**The exercise:** Without including any images, repeat the data exactly.

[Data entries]
⁂
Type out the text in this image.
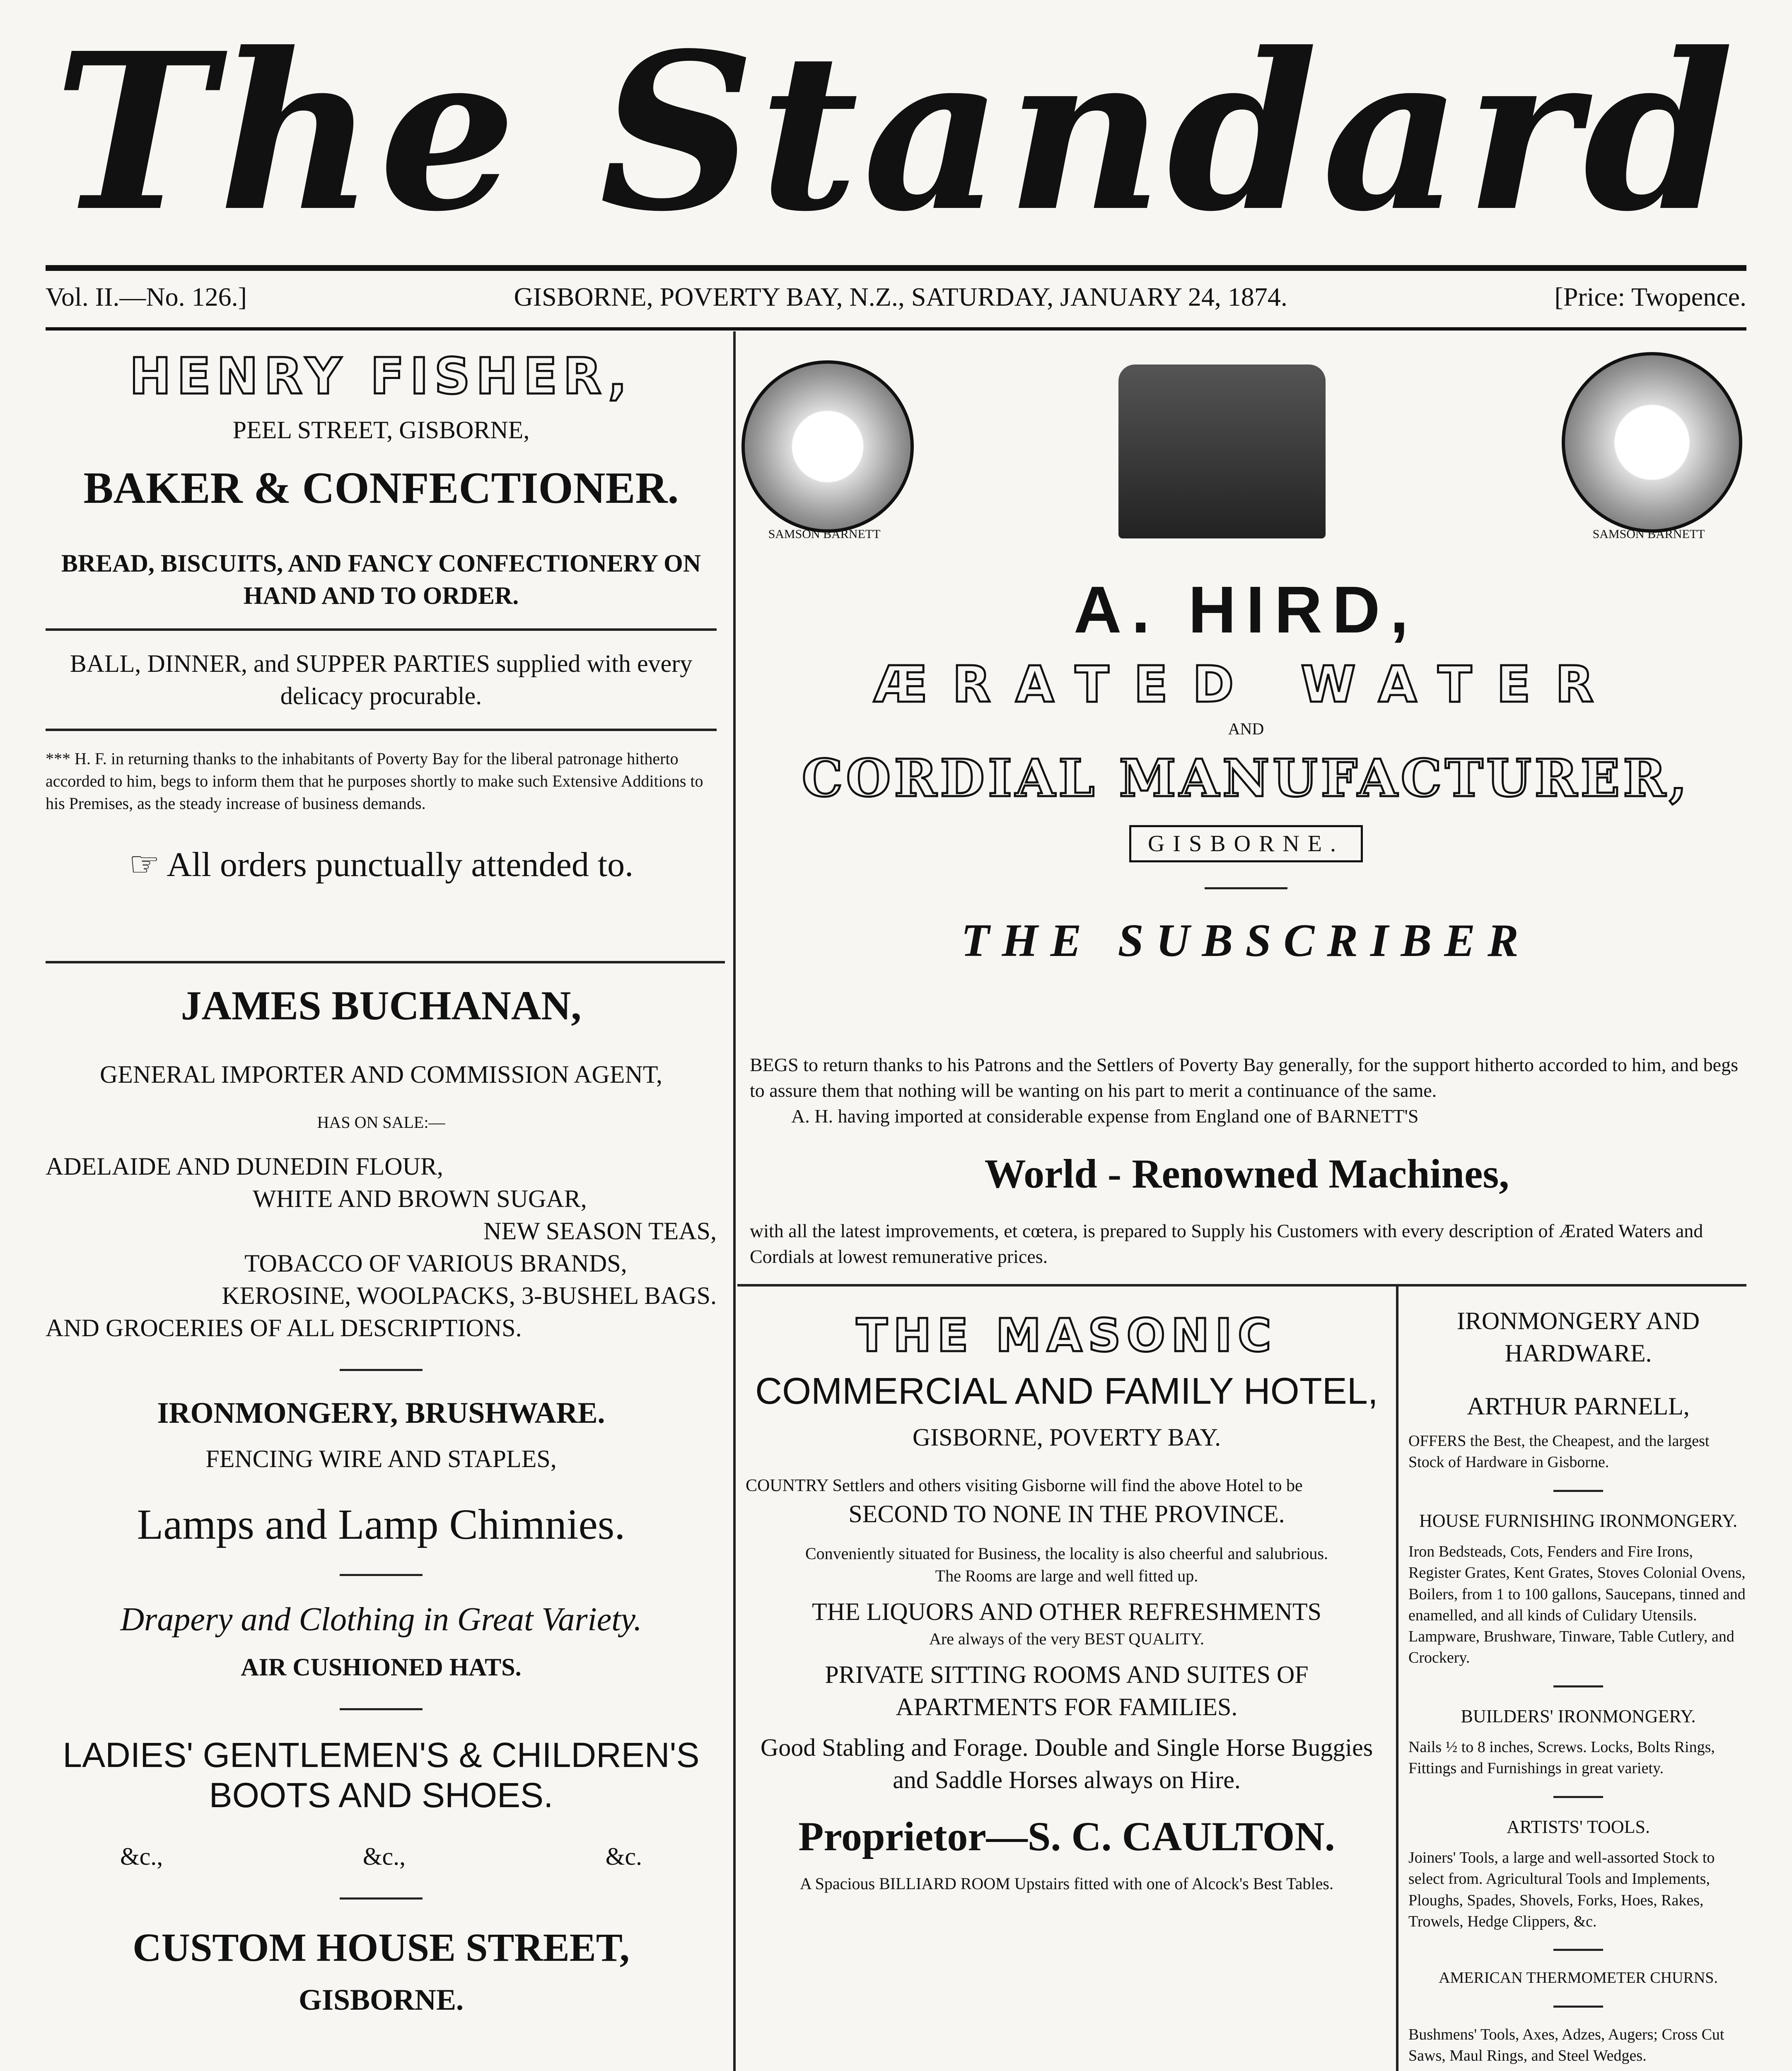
The Standard
Vol. II.—No. 126.]	GISBORNE, POVERTY BAY, N.Z., SATURDAY, JANUARY 24, 1874.	[Price: Twopence.
HENRY FISHER,
PEEL STREET, GISBORNE,
BAKER & CONFECTIONER.
BREAD, BISCUITS, AND FANCY CONFECTIONERY ON HAND AND TO ORDER.
BALL, DINNER, and SUPPER PARTIES supplied with every delicacy procurable.
*** H. F. in returning thanks to the inhabitants of Poverty Bay for the liberal patronage hitherto accorded to him, begs to inform them that he purposes shortly to make such Extensive Additions to his Premises, as the steady increase of business demands.
☞ All orders punctually attended to.
JAMES BUCHANAN,
GENERAL IMPORTER AND COMMISSION AGENT,
HAS ON SALE:—
ADELAIDE AND DUNEDIN FLOUR,
WHITE AND BROWN SUGAR,
NEW SEASON TEAS,
TOBACCO OF VARIOUS BRANDS,
KEROSINE, WOOLPACKS, 3-BUSHEL BAGS.
AND GROCERIES OF ALL DESCRIPTIONS.
IRONMONGERY, BRUSHWARE.
FENCING WIRE AND STAPLES,
Lamps and Lamp Chimnies.
Drapery and Clothing in Great Variety.
AIR CUSHIONED HATS.
LADIES' GENTLEMEN'S & CHILDREN'S BOOTS AND SHOES.
&c.,	&c.,	&c.
CUSTOM HOUSE STREET,
GISBORNE.
SAMSON BARNETT	SAMSON BARNETT
A. HIRD,
ÆRATED WATER
AND
CORDIAL MANUFACTURER,
GISBORNE.
THE SUBSCRIBER
BEGS to return thanks to his Patrons and the Settlers of Poverty Bay generally, for the support hitherto accorded to him, and begs to assure them that nothing will be wanting on his part to merit a continuance of the same.
A. H. having imported at considerable expense from England one of BARNETT'S
World - Renowned Machines,
with all the latest improvements, et cœtera, is prepared to Supply his Customers with every description of Ærated Waters and Cordials at lowest remunerative prices.
THE MASONIC
COMMERCIAL AND FAMILY HOTEL,
GISBORNE, POVERTY BAY.
COUNTRY Settlers and others visiting Gisborne will find the above Hotel to be
SECOND TO NONE IN THE PROVINCE.
Conveniently situated for Business, the locality is also cheerful and salubrious.
The Rooms are large and well fitted up.
THE LIQUORS AND OTHER REFRESHMENTS
Are always of the very BEST QUALITY.
PRIVATE SITTING ROOMS AND SUITES OF APARTMENTS FOR FAMILIES.
Good Stabling and Forage. Double and Single Horse Buggies and Saddle Horses always on Hire.
Proprietor—S. C. CAULTON.
A Spacious BILLIARD ROOM Upstairs fitted with one of Alcock's Best Tables.
IRONMONGERY AND HARDWARE.
ARTHUR PARNELL,
OFFERS the Best, the Cheapest, and the largest Stock of Hardware in Gisborne.
HOUSE FURNISHING IRONMONGERY.
Iron Bedsteads, Cots, Fenders and Fire Irons, Register Grates, Kent Grates, Stoves Colonial Ovens, Boilers, from 1 to 100 gallons, Saucepans, tinned and enamelled, and all kinds of Culidary Utensils. Lampware, Brushware, Tinware, Table Cutlery, and Crockery.
BUILDERS' IRONMONGERY.
Nails ½ to 8 inches, Screws. Locks, Bolts Rings, Fittings and Furnishings in great variety.
ARTISTS' TOOLS.
Joiners' Tools, a large and well-assorted Stock to select from. Agricultural Tools and Implements, Ploughs, Spades, Shovels, Forks, Hoes, Rakes, Trowels, Hedge Clippers, &c.
AMERICAN THERMOMETER CHURNS.
Bushmens' Tools, Axes, Adzes, Augers; Cross Cut Saws, Maul Rings, and Steel Wedges.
⁂
**Solution below:**
Type out the text in this image.
The Standard
Vol. II.—No. 126.]	GISBORNE, POVERTY BAY, N.Z., SATURDAY, JANUARY 24, 1874.	[Price: Twopence.
HENRY FISHER,
PEEL STREET, GISBORNE,
BAKER & CONFECTIONER.
BREAD, BISCUITS, AND FANCY CONFECTIONERY ON HAND AND TO ORDER.
BALL, DINNER, and SUPPER PARTIES supplied with every delicacy procurable.
*** H. F. in returning thanks to the inhabitants of Poverty Bay for the liberal patronage hitherto accorded to him, begs to inform them that he purposes shortly to make such Extensive Additions to his Premises, as the steady increase of business demands.
☞ All orders punctually attended to.
JAMES BUCHANAN,
GENERAL IMPORTER AND COMMISSION AGENT,
HAS ON SALE:—
ADELAIDE AND DUNEDIN FLOUR,
WHITE AND BROWN SUGAR,
NEW SEASON TEAS,
TOBACCO OF VARIOUS BRANDS,
KEROSINE, WOOLPACKS, 3-BUSHEL BAGS.
AND GROCERIES OF ALL DESCRIPTIONS.
IRONMONGERY, BRUSHWARE.
FENCING WIRE AND STAPLES,
Lamps and Lamp Chimnies.
Drapery and Clothing in Great Variety.
AIR CUSHIONED HATS.
LADIES' GENTLEMEN'S & CHILDREN'S BOOTS AND SHOES.
&c.,	&c.,	&c.
CUSTOM HOUSE STREET,
GISBORNE.
SAMSON BARNETT	SAMSON BARNETT
A. HIRD,
ÆRATED WATER
AND
CORDIAL MANUFACTURER,
GISBORNE.
THE SUBSCRIBER
BEGS to return thanks to his Patrons and the Settlers of Poverty Bay generally, for the support hitherto accorded to him, and begs to assure them that nothing will be wanting on his part to merit a continuance of the same.
A. H. having imported at considerable expense from England one of BARNETT'S
World - Renowned Machines,
with all the latest improvements, et cœtera, is prepared to Supply his Customers with every description of Ærated Waters and Cordials at lowest remunerative prices.
THE MASONIC
COMMERCIAL AND FAMILY HOTEL,
GISBORNE, POVERTY BAY.
COUNTRY Settlers and others visiting Gisborne will find the above Hotel to be
SECOND TO NONE IN THE PROVINCE.
Conveniently situated for Business, the locality is also cheerful and salubrious.
The Rooms are large and well fitted up.
THE LIQUORS AND OTHER REFRESHMENTS
Are always of the very BEST QUALITY.
PRIVATE SITTING ROOMS AND SUITES OF APARTMENTS FOR FAMILIES.
Good Stabling and Forage. Double and Single Horse Buggies and Saddle Horses always on Hire.
Proprietor—S. C. CAULTON.
A Spacious BILLIARD ROOM Upstairs fitted with one of Alcock's Best Tables.
IRONMONGERY AND HARDWARE.
ARTHUR PARNELL,
OFFERS the Best, the Cheapest, and the largest Stock of Hardware in Gisborne.
HOUSE FURNISHING IRONMONGERY.
Iron Bedsteads, Cots, Fenders and Fire Irons, Register Grates, Kent Grates, Stoves Colonial Ovens, Boilers, from 1 to 100 gallons, Saucepans, tinned and enamelled, and all kinds of Culidary Utensils. Lampware, Brushware, Tinware, Table Cutlery, and Crockery.
BUILDERS' IRONMONGERY.
Nails ½ to 8 inches, Screws. Locks, Bolts Rings, Fittings and Furnishings in great variety.
ARTISTS' TOOLS.
Joiners' Tools, a large and well-assorted Stock to select from. Agricultural Tools and Implements, Ploughs, Spades, Shovels, Forks, Hoes, Rakes, Trowels, Hedge Clippers, &c.
AMERICAN THERMOMETER CHURNS.
Bushmens' Tools, Axes, Adzes, Augers; Cross Cut Saws, Maul Rings, and Steel Wedges.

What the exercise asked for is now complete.